## START
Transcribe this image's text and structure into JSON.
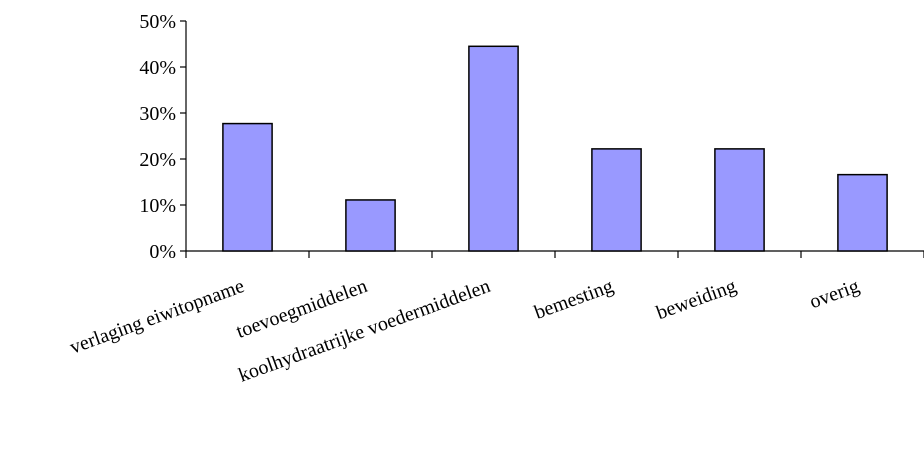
{
  "chart_data": {
    "type": "bar",
    "title": "",
    "xlabel": "",
    "ylabel": "",
    "categories": [
      "verlaging eiwitopname",
      "toevoegmiddelen",
      "koolhydraatrijke voedermiddelen",
      "bemesting",
      "beweiding",
      "overig"
    ],
    "values": [
      0.277,
      0.111,
      0.445,
      0.222,
      0.222,
      0.166
    ],
    "ylim": [
      0,
      0.5
    ],
    "yticks": [
      "0%",
      "10%",
      "20%",
      "30%",
      "40%",
      "50%"
    ],
    "ytick_values": [
      0,
      0.1,
      0.2,
      0.3,
      0.4,
      0.5
    ],
    "grid": false,
    "legend": "none",
    "bar_color": "#9999ff",
    "bar_edge_color": "#000000"
  }
}
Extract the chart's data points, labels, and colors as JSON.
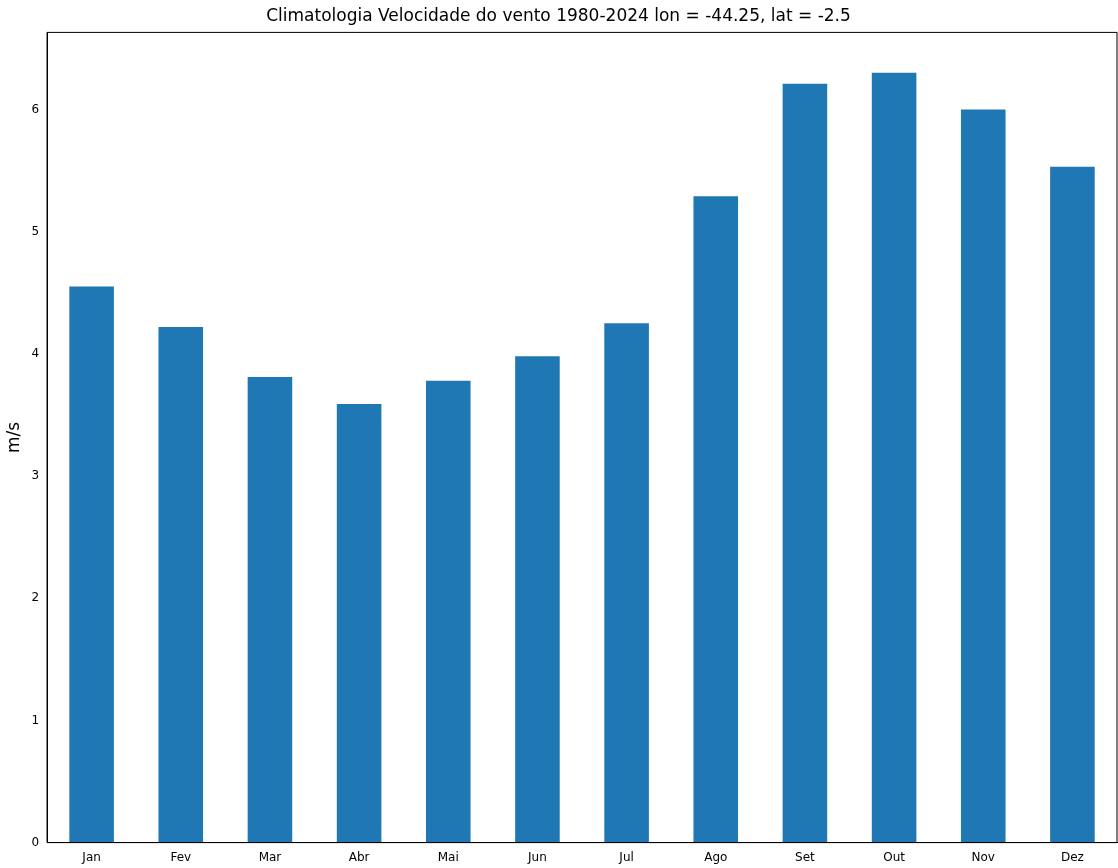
{
  "chart_data": {
    "type": "bar",
    "title": "Climatologia Velocidade do vento 1980-2024 lon = -44.25, lat = -2.5",
    "ylabel": "m/s",
    "categories": [
      "Jan",
      "Fev",
      "Mar",
      "Abr",
      "Mai",
      "Jun",
      "Jul",
      "Ago",
      "Set",
      "Out",
      "Nov",
      "Dez"
    ],
    "values": [
      4.55,
      4.22,
      3.81,
      3.59,
      3.78,
      3.98,
      4.25,
      5.29,
      6.21,
      6.3,
      6.0,
      5.53
    ],
    "color": "#1f77b4",
    "ylim": [
      0,
      6.63
    ],
    "yticks": [
      0,
      1,
      2,
      3,
      4,
      5,
      6
    ],
    "grid": false,
    "legend": false
  }
}
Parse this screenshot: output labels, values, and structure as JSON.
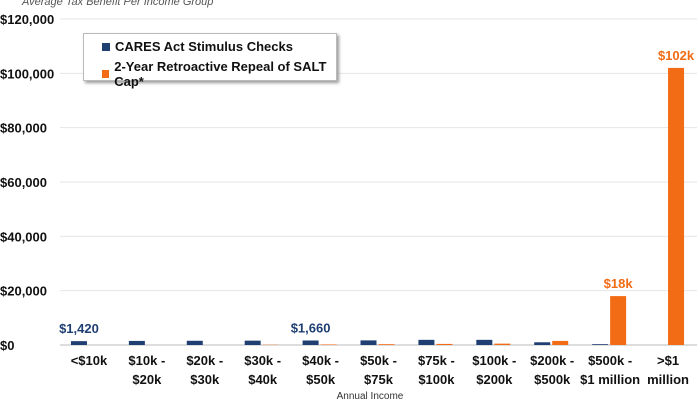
{
  "chart_data": {
    "type": "bar",
    "subtitle": "Average Tax Benefit Per Income Group",
    "xlabel": "Annual Income",
    "ylabel": "",
    "ylim": [
      0,
      120000
    ],
    "yticks": [
      "$0",
      "$20,000",
      "$40,000",
      "$60,000",
      "$80,000",
      "$100,000",
      "$120,000"
    ],
    "ytick_values": [
      0,
      20000,
      40000,
      60000,
      80000,
      100000,
      120000
    ],
    "grid": true,
    "legend_position": "top-left",
    "categories": [
      [
        "<$10k"
      ],
      [
        "$10k -",
        "$20k"
      ],
      [
        "$20k -",
        "$30k"
      ],
      [
        "$30k -",
        "$40k"
      ],
      [
        "$40k -",
        "$50k"
      ],
      [
        "$50k -",
        "$75k"
      ],
      [
        "$75k -",
        "$100k"
      ],
      [
        "$100k -",
        "$200k"
      ],
      [
        "$200k -",
        "$500k"
      ],
      [
        "$500k -",
        "$1 million"
      ],
      [
        ">$1",
        "million"
      ]
    ],
    "series": [
      {
        "name": "CARES Act Stimulus Checks",
        "color": "#1f3f73",
        "values": [
          1420,
          1500,
          1550,
          1600,
          1660,
          1700,
          1900,
          1900,
          1000,
          300,
          0
        ],
        "labels": {
          "0": "$1,420",
          "4": "$1,660"
        }
      },
      {
        "name": "2-Year Retroactive Repeal of SALT Cap*",
        "color": "#f26b15",
        "values": [
          0,
          0,
          0,
          100,
          200,
          300,
          400,
          500,
          1500,
          18000,
          102000
        ],
        "labels": {
          "9": "$18k",
          "10": "$102k"
        }
      }
    ]
  }
}
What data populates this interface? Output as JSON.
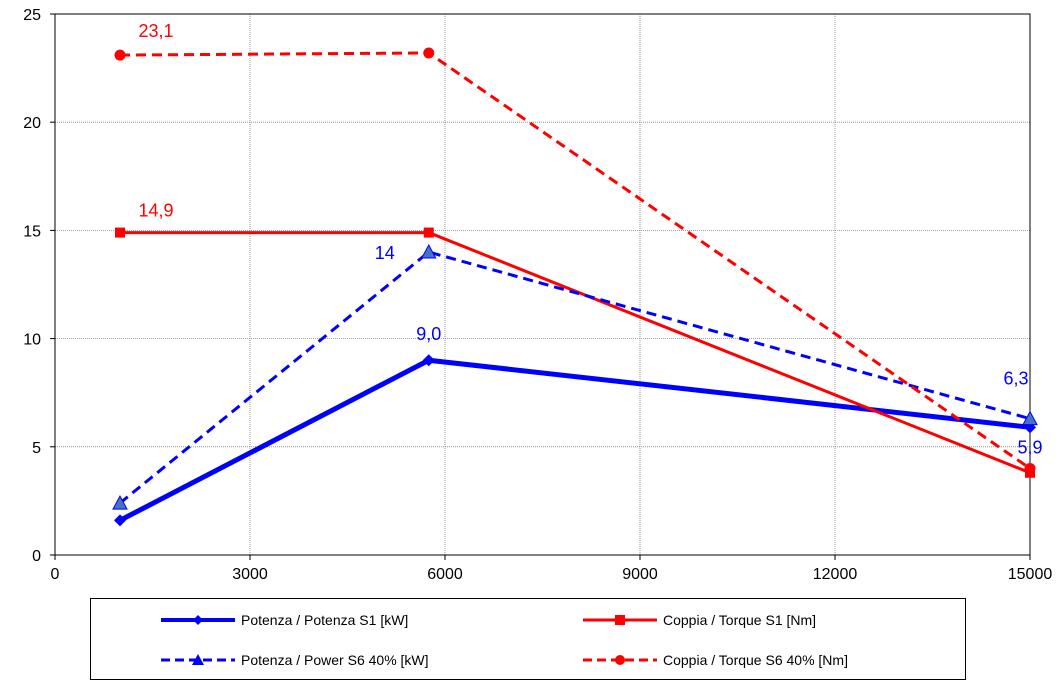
{
  "chart_data": {
    "type": "line",
    "xlim": [
      0,
      15000
    ],
    "ylim": [
      0,
      25
    ],
    "xticks": [
      "0",
      "3000",
      "6000",
      "9000",
      "12000",
      "15000"
    ],
    "yticks": [
      "0",
      "5",
      "10",
      "15",
      "20",
      "25"
    ],
    "grid": true,
    "legend_position": "bottom",
    "series": [
      {
        "name": "Potenza / Potenza S1 [kW]",
        "color": "#0000FF",
        "dash": "solid",
        "marker": "diamond",
        "x": [
          1000,
          5750,
          15000
        ],
        "y": [
          1.6,
          9.0,
          5.9
        ],
        "labels": [
          "",
          "9,0",
          "5,9"
        ]
      },
      {
        "name": "Coppia / Torque S1 [Nm]",
        "color": "#FF0000",
        "dash": "solid",
        "marker": "square",
        "x": [
          1000,
          5750,
          15000
        ],
        "y": [
          14.9,
          14.9,
          3.8
        ],
        "labels": [
          "14,9",
          "",
          ""
        ]
      },
      {
        "name": "Potenza / Power S6 40% [kW]",
        "color": "#0000FF",
        "dash": "dashed",
        "marker": "triangle",
        "x": [
          1000,
          5750,
          15000
        ],
        "y": [
          2.4,
          14.0,
          6.3
        ],
        "labels": [
          "",
          "14",
          "6,3"
        ]
      },
      {
        "name": "Coppia / Torque S6 40% [Nm]",
        "color": "#FF0000",
        "dash": "dashed",
        "marker": "circle",
        "x": [
          1000,
          5750,
          15000
        ],
        "y": [
          23.1,
          23.2,
          4.0
        ],
        "labels": [
          "23,1",
          "",
          ""
        ]
      }
    ]
  }
}
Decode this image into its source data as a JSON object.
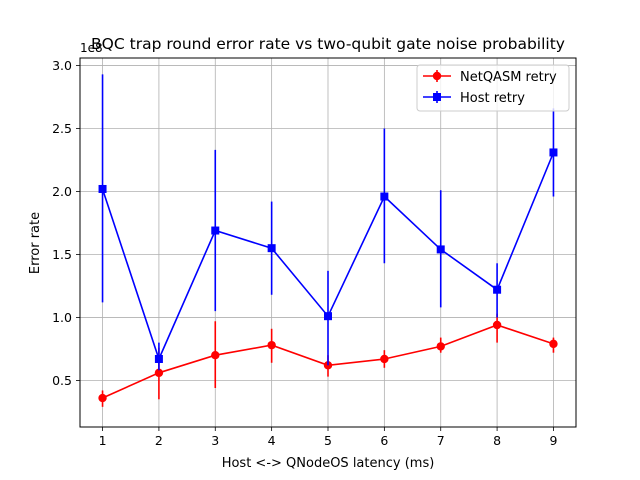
## END
What the task asks
Take the listing above and print it exactly, apart from the pictures.

Exercise result
Transcribe this image's text and structure into JSON.
{
  "chart_data": {
    "type": "bar",
    "title": "",
    "xlabel": "",
    "ylabel": "",
    "categories": [
      "verlaging eiwitopname",
      "toevoegmiddelen",
      "koolhydraatrijke voedermiddelen",
      "bemesting",
      "beweiding",
      "overig"
    ],
    "values": [
      0.277,
      0.111,
      0.445,
      0.222,
      0.222,
      0.166
    ],
    "ylim": [
      0,
      0.5
    ],
    "yticks": [
      "0%",
      "10%",
      "20%",
      "30%",
      "40%",
      "50%"
    ],
    "ytick_values": [
      0,
      0.1,
      0.2,
      0.3,
      0.4,
      0.5
    ],
    "grid": false,
    "legend": "none",
    "bar_color": "#9999ff",
    "bar_edge_color": "#000000"
  }
}
Extract the chart's data points, labels, and colors as JSON.
{
  "chart_data": {
    "type": "bar",
    "title": "Climatologia Velocidade do vento 1980-2024 lon = -44.25, lat = -2.5",
    "ylabel": "m/s",
    "categories": [
      "Jan",
      "Fev",
      "Mar",
      "Abr",
      "Mai",
      "Jun",
      "Jul",
      "Ago",
      "Set",
      "Out",
      "Nov",
      "Dez"
    ],
    "values": [
      4.55,
      4.22,
      3.81,
      3.59,
      3.78,
      3.98,
      4.25,
      5.29,
      6.21,
      6.3,
      6.0,
      5.53
    ],
    "color": "#1f77b4",
    "ylim": [
      0,
      6.63
    ],
    "yticks": [
      0,
      1,
      2,
      3,
      4,
      5,
      6
    ],
    "grid": false,
    "legend": false
  }
}
Parse this screenshot: output labels, values, and structure as JSON.
{
  "chart_data": {
    "type": "bar",
    "subtitle": "Average Tax Benefit Per Income Group",
    "xlabel": "Annual Income",
    "ylabel": "",
    "ylim": [
      0,
      120000
    ],
    "yticks": [
      "$0",
      "$20,000",
      "$40,000",
      "$60,000",
      "$80,000",
      "$100,000",
      "$120,000"
    ],
    "ytick_values": [
      0,
      20000,
      40000,
      60000,
      80000,
      100000,
      120000
    ],
    "grid": true,
    "legend_position": "top-left",
    "categories": [
      [
        "<$10k"
      ],
      [
        "$10k -",
        "$20k"
      ],
      [
        "$20k -",
        "$30k"
      ],
      [
        "$30k -",
        "$40k"
      ],
      [
        "$40k -",
        "$50k"
      ],
      [
        "$50k -",
        "$75k"
      ],
      [
        "$75k -",
        "$100k"
      ],
      [
        "$100k -",
        "$200k"
      ],
      [
        "$200k -",
        "$500k"
      ],
      [
        "$500k -",
        "$1 million"
      ],
      [
        ">$1",
        "million"
      ]
    ],
    "series": [
      {
        "name": "CARES Act Stimulus Checks",
        "color": "#1f3f73",
        "values": [
          1420,
          1500,
          1550,
          1600,
          1660,
          1700,
          1900,
          1900,
          1000,
          300,
          0
        ],
        "labels": {
          "0": "$1,420",
          "4": "$1,660"
        }
      },
      {
        "name": "2-Year Retroactive Repeal of SALT Cap*",
        "color": "#f26b15",
        "values": [
          0,
          0,
          0,
          100,
          200,
          300,
          400,
          500,
          1500,
          18000,
          102000
        ],
        "labels": {
          "9": "$18k",
          "10": "$102k"
        }
      }
    ]
  }
}
What data populates this interface? Output as JSON.
{
  "chart_data": {
    "type": "line",
    "xlim": [
      0,
      15000
    ],
    "ylim": [
      0,
      25
    ],
    "xticks": [
      "0",
      "3000",
      "6000",
      "9000",
      "12000",
      "15000"
    ],
    "yticks": [
      "0",
      "5",
      "10",
      "15",
      "20",
      "25"
    ],
    "grid": true,
    "legend_position": "bottom",
    "series": [
      {
        "name": "Potenza / Potenza S1 [kW]",
        "color": "#0000FF",
        "dash": "solid",
        "marker": "diamond",
        "x": [
          1000,
          5750,
          15000
        ],
        "y": [
          1.6,
          9.0,
          5.9
        ],
        "labels": [
          "",
          "9,0",
          "5,9"
        ]
      },
      {
        "name": "Coppia / Torque S1 [Nm]",
        "color": "#FF0000",
        "dash": "solid",
        "marker": "square",
        "x": [
          1000,
          5750,
          15000
        ],
        "y": [
          14.9,
          14.9,
          3.8
        ],
        "labels": [
          "14,9",
          "",
          ""
        ]
      },
      {
        "name": "Potenza / Power S6 40% [kW]",
        "color": "#0000FF",
        "dash": "dashed",
        "marker": "triangle",
        "x": [
          1000,
          5750,
          15000
        ],
        "y": [
          2.4,
          14.0,
          6.3
        ],
        "labels": [
          "",
          "14",
          "6,3"
        ]
      },
      {
        "name": "Coppia / Torque S6 40% [Nm]",
        "color": "#FF0000",
        "dash": "dashed",
        "marker": "circle",
        "x": [
          1000,
          5750,
          15000
        ],
        "y": [
          23.1,
          23.2,
          4.0
        ],
        "labels": [
          "23,1",
          "",
          ""
        ]
      }
    ]
  }
}
Decode this image into its source data as a JSON object.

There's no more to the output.